Written problem –
Every line that contains the word "Wähle" should be copied out.

─── Information given ───

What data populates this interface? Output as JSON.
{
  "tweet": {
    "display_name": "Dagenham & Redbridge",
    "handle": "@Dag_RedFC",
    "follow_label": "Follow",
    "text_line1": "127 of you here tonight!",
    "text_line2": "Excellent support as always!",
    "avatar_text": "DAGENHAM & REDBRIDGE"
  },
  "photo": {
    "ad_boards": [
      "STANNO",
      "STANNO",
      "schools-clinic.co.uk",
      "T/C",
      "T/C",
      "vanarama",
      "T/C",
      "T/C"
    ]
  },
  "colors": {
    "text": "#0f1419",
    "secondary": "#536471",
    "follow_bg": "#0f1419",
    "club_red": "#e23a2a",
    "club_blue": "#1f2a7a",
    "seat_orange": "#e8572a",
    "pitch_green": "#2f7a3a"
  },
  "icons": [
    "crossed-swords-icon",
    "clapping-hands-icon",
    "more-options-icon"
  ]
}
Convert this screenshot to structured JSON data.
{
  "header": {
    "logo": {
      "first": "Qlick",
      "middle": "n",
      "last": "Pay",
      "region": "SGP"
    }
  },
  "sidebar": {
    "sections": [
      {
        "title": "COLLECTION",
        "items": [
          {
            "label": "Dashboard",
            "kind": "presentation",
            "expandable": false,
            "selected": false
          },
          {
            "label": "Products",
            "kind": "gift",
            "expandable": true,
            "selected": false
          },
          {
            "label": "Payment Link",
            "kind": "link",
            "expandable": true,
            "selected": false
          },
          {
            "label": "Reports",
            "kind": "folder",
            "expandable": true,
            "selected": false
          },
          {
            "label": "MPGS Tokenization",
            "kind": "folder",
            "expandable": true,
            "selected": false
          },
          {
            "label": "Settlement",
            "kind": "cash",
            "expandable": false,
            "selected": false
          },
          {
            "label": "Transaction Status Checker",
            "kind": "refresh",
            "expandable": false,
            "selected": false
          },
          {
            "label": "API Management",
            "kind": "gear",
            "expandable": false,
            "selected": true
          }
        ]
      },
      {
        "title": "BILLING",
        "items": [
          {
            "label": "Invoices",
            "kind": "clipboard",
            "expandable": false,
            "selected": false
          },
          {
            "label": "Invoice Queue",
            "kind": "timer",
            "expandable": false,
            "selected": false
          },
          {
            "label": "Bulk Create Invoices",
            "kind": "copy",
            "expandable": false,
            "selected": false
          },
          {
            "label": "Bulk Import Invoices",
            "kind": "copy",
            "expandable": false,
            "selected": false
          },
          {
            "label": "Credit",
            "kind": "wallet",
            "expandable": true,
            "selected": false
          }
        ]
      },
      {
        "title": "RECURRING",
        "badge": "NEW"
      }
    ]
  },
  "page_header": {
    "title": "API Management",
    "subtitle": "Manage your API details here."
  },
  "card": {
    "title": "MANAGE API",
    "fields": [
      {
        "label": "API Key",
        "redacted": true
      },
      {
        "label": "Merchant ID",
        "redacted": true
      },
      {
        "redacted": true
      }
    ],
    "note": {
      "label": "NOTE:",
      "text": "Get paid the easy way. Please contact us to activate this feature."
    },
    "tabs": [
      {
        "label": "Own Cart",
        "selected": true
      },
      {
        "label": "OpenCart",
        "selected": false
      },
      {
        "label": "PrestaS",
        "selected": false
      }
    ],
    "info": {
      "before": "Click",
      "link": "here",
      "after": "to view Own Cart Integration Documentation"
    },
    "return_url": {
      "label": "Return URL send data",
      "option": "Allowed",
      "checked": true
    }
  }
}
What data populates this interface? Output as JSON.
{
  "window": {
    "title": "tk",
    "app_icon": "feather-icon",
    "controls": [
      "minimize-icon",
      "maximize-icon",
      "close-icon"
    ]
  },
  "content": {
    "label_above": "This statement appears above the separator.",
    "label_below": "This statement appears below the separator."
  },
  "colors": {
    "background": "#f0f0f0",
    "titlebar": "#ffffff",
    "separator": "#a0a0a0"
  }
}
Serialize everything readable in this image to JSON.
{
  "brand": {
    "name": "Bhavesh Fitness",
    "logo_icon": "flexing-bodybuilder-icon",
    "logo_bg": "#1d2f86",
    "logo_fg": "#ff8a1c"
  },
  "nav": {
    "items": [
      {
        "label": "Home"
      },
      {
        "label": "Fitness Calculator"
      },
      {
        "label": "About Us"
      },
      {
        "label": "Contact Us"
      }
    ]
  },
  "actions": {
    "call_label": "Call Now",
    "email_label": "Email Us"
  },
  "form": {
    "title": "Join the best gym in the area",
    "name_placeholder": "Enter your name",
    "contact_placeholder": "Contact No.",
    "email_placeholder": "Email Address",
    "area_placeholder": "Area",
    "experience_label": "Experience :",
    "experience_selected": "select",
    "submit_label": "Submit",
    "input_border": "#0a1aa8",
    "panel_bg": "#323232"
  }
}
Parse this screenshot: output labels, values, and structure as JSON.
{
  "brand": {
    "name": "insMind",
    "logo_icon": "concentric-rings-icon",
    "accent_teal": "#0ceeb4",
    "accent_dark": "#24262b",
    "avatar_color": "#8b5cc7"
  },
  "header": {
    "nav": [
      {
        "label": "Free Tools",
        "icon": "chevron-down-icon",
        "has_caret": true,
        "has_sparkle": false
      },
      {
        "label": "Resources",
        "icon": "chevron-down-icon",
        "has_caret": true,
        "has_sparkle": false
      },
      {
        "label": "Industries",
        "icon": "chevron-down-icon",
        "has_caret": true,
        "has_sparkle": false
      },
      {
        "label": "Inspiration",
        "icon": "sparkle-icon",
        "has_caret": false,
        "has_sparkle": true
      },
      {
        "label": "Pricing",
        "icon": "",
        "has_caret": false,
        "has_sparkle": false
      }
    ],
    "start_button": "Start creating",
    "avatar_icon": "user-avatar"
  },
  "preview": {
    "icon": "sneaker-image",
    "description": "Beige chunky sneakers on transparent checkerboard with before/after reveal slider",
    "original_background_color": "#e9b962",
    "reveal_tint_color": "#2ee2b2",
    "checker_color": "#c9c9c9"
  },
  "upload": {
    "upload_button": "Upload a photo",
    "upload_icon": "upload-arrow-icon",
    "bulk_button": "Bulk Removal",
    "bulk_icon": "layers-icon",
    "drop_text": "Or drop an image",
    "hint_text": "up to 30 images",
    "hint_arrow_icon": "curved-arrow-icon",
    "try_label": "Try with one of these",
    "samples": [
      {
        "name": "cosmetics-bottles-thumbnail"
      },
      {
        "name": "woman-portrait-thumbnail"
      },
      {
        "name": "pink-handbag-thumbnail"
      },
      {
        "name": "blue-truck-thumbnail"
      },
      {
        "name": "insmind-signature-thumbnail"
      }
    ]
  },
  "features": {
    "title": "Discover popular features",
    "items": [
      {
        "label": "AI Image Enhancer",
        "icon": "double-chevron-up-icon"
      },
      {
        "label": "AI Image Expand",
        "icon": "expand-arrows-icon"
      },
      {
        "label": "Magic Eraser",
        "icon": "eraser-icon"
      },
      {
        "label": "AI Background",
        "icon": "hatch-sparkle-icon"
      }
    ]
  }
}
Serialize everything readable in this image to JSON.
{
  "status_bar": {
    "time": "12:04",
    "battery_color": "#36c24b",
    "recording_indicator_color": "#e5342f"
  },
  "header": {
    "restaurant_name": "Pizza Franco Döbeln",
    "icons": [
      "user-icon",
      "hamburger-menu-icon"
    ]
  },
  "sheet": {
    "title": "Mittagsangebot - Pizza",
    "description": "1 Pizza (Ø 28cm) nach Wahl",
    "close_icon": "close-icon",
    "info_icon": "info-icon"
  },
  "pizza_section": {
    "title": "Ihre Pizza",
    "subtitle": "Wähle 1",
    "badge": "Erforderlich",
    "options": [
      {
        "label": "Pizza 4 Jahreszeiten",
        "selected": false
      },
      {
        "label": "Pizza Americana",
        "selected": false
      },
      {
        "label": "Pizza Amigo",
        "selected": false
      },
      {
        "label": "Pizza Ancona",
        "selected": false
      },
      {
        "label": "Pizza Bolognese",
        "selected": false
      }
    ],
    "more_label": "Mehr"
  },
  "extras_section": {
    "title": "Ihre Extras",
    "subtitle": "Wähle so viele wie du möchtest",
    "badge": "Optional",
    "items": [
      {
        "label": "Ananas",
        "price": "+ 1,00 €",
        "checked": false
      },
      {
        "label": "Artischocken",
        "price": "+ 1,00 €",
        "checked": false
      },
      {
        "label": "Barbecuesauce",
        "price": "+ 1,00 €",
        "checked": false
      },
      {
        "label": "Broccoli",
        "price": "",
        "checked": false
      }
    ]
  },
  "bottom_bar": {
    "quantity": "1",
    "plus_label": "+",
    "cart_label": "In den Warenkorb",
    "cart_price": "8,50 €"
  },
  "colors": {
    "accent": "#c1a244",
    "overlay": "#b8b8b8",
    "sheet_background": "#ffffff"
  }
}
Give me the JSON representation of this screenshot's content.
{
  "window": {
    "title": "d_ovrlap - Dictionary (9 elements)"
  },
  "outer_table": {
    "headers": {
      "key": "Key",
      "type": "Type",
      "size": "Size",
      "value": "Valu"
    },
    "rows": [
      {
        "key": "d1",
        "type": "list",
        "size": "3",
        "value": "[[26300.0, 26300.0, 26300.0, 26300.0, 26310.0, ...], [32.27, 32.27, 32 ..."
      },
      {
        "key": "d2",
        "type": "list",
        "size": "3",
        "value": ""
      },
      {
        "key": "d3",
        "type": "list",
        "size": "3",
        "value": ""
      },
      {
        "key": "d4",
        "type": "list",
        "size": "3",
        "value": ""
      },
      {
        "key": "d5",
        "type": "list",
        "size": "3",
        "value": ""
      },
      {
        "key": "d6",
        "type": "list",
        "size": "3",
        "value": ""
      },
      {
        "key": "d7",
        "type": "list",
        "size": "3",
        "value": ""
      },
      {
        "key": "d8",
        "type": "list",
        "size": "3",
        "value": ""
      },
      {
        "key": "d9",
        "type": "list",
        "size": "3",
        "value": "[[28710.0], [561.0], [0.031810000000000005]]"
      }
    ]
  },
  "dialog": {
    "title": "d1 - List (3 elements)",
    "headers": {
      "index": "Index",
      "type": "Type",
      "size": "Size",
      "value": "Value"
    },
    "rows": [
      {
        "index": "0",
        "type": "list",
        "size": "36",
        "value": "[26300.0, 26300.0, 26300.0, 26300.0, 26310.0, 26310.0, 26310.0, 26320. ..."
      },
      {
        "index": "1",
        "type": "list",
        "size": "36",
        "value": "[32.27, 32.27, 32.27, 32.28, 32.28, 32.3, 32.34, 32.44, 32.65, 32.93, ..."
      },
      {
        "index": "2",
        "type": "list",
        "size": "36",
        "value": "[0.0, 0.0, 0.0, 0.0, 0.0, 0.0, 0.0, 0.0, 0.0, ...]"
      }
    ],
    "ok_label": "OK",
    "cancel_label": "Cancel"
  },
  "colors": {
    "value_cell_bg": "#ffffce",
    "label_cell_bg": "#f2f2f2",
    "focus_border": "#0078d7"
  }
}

───

Task solution –
    "subtitle": "Wähle 1",
    "subtitle": "Wähle so viele wie du möchtest",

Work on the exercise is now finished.